→ **Task instructions**:
Search the data for the word "Комісія" and copy every line where it occurs.

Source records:
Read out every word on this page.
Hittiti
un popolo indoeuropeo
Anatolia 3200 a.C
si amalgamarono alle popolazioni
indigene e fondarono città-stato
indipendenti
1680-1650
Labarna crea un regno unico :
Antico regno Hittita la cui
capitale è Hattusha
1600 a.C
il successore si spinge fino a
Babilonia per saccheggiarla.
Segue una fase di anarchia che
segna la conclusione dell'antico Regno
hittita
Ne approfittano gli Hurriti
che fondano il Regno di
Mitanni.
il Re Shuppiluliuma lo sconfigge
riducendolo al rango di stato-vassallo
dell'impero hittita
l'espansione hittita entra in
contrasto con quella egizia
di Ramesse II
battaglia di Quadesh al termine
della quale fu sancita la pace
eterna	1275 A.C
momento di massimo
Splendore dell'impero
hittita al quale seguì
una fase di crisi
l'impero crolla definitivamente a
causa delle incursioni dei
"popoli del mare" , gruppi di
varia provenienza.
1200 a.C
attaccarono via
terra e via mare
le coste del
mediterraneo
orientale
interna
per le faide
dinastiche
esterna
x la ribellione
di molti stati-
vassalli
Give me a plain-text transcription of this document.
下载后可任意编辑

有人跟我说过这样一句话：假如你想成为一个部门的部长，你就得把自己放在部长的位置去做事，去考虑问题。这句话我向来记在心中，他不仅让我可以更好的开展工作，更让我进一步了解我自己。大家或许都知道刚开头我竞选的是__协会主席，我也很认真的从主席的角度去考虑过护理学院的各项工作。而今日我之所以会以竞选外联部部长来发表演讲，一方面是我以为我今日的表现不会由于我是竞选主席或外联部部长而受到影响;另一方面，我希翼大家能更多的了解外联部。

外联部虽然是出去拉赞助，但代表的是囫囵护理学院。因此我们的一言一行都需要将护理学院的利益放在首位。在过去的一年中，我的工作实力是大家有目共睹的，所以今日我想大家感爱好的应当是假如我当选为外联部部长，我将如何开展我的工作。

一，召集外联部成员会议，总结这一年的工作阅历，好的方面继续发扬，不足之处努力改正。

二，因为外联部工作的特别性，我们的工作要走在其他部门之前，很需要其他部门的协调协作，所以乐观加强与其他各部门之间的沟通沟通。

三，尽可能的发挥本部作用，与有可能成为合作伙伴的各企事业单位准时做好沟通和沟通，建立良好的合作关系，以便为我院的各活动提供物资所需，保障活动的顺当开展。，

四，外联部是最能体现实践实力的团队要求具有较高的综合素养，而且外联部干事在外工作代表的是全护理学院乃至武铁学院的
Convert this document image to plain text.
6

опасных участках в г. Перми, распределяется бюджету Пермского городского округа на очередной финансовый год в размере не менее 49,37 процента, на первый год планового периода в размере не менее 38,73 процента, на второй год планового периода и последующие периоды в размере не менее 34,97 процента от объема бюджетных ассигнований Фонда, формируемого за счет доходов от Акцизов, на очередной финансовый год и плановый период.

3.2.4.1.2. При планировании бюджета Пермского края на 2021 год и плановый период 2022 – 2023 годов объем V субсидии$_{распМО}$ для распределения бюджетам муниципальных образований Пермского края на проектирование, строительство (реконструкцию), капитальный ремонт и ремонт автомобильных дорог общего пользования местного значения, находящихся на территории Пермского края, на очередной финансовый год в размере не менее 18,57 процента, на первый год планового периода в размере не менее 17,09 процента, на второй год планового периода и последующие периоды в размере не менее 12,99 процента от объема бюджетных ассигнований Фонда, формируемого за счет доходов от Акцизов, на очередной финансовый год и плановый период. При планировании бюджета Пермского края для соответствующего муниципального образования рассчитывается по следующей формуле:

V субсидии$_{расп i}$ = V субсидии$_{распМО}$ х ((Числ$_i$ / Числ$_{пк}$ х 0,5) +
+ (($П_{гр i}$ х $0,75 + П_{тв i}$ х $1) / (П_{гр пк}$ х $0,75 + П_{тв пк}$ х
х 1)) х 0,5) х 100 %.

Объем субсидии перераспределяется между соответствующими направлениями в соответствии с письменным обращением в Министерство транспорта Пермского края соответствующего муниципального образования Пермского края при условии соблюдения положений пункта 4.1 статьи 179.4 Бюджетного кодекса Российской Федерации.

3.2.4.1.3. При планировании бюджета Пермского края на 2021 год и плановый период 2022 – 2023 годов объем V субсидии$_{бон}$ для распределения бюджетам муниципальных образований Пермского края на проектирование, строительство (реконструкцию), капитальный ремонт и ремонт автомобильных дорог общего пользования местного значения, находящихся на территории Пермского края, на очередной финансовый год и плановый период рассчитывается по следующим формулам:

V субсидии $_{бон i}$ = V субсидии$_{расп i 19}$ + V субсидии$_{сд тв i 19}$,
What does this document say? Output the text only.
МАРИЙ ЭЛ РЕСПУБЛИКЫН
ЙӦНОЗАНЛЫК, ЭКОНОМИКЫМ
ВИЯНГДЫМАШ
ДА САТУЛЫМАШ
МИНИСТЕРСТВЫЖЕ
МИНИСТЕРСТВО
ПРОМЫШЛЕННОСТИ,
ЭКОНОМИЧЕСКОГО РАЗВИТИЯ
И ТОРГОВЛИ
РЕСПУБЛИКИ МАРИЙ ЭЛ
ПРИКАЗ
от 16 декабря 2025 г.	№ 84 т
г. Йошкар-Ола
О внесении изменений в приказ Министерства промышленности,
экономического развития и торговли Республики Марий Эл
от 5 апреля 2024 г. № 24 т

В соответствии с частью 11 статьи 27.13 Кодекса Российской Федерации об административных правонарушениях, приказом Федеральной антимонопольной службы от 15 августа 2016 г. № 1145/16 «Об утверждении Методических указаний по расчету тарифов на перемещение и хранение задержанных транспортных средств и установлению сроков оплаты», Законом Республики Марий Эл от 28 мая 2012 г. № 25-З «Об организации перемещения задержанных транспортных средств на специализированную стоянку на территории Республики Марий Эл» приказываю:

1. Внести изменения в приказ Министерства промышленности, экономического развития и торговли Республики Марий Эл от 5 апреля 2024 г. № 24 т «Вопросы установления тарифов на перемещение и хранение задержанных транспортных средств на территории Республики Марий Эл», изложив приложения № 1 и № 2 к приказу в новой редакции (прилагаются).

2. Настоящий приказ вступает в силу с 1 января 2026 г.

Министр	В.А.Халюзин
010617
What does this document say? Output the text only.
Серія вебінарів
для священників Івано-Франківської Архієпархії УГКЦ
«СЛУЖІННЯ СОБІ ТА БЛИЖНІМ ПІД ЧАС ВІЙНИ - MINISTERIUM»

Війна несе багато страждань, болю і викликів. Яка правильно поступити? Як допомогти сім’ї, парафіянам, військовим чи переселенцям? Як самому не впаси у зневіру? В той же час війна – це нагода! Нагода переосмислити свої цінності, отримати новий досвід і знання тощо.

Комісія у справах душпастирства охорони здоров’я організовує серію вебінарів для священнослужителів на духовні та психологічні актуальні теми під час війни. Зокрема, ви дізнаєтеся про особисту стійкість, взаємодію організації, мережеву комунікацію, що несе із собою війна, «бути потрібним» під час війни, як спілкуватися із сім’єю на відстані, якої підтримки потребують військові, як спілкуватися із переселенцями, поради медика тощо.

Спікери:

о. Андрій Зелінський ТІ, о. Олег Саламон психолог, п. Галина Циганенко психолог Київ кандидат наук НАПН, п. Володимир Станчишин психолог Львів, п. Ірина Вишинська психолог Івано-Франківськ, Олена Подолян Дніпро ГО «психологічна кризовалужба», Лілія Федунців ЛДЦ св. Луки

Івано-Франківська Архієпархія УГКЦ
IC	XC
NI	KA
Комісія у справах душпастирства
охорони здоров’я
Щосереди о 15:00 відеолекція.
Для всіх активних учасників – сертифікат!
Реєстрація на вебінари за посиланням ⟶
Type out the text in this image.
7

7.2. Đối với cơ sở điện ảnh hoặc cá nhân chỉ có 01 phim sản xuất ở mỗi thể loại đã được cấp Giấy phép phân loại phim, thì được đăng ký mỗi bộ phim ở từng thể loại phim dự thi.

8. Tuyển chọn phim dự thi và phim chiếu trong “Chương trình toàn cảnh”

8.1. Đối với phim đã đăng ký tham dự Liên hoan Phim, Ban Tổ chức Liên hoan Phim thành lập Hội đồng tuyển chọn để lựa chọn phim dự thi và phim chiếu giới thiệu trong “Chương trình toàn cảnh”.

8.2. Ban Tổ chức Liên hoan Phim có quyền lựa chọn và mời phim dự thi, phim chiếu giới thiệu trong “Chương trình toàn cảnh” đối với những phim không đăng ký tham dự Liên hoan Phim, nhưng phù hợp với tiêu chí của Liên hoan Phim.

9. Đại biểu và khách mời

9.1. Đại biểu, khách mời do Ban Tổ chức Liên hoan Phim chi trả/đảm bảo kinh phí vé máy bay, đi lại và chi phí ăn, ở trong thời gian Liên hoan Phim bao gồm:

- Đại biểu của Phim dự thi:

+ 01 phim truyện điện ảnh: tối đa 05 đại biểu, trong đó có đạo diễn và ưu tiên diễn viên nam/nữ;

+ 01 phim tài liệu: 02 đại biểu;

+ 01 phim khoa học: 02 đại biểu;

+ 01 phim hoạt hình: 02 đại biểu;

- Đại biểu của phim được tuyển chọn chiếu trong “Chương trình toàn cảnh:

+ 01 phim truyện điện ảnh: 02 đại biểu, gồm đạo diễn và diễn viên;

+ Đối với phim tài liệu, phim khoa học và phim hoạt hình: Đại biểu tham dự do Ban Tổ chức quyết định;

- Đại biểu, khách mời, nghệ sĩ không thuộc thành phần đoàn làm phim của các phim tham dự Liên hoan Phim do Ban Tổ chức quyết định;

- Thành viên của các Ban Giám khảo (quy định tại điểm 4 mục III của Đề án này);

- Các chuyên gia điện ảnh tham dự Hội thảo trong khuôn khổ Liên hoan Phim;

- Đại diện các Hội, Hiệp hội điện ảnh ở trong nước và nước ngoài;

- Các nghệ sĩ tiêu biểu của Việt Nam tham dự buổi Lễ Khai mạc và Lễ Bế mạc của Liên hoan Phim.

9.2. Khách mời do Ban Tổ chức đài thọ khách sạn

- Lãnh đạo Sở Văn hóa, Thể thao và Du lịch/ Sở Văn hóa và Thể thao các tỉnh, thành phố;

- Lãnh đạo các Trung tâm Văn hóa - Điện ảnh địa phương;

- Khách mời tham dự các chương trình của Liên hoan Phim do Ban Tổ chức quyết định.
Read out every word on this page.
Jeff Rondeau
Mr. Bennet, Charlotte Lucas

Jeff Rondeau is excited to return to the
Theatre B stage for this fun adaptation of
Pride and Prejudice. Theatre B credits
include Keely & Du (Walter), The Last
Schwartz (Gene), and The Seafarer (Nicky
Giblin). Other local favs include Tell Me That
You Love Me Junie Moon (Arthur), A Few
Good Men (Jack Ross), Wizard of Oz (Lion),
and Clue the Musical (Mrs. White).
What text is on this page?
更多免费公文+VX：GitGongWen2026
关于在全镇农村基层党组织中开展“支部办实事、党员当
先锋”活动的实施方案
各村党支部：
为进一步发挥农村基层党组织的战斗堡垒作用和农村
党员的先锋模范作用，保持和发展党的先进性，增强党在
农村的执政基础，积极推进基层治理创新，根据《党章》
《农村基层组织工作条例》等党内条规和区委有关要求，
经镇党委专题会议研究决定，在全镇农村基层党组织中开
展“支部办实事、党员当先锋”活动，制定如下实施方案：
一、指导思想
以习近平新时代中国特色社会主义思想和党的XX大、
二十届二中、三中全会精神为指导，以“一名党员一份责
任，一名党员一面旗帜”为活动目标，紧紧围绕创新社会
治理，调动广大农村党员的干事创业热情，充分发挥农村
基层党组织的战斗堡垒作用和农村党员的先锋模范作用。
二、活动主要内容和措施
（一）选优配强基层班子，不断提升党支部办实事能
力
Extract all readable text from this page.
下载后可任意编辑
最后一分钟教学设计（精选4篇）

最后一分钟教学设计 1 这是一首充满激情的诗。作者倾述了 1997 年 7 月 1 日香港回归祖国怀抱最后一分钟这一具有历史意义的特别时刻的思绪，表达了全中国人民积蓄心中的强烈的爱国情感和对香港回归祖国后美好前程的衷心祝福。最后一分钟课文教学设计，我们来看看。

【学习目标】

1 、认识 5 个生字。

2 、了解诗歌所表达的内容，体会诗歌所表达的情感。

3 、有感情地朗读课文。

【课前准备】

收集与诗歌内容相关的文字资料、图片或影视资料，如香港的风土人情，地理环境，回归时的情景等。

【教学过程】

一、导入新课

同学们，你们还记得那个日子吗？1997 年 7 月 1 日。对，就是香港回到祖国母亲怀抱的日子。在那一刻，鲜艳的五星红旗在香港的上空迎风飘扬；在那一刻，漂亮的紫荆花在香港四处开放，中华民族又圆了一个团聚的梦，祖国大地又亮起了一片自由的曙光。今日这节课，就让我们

→ **Result of the task**:
Комісія у справах душпастирства охорони здоров’я організовує серію вебінарів для священнослужителів на духовні та психологічні актуальні теми під час війни. Зокрема, ви дізнаєтеся про особисту стійкість, взаємодію організації, мережеву комунікацію, що несе із собою війна, «бути потрібним» під час війни, як спілкуватися із сім’єю на відстані, якої підтримки потребують військові, як спілкуватися із переселенцями, поради медика тощо.
Комісія у справах душпастирства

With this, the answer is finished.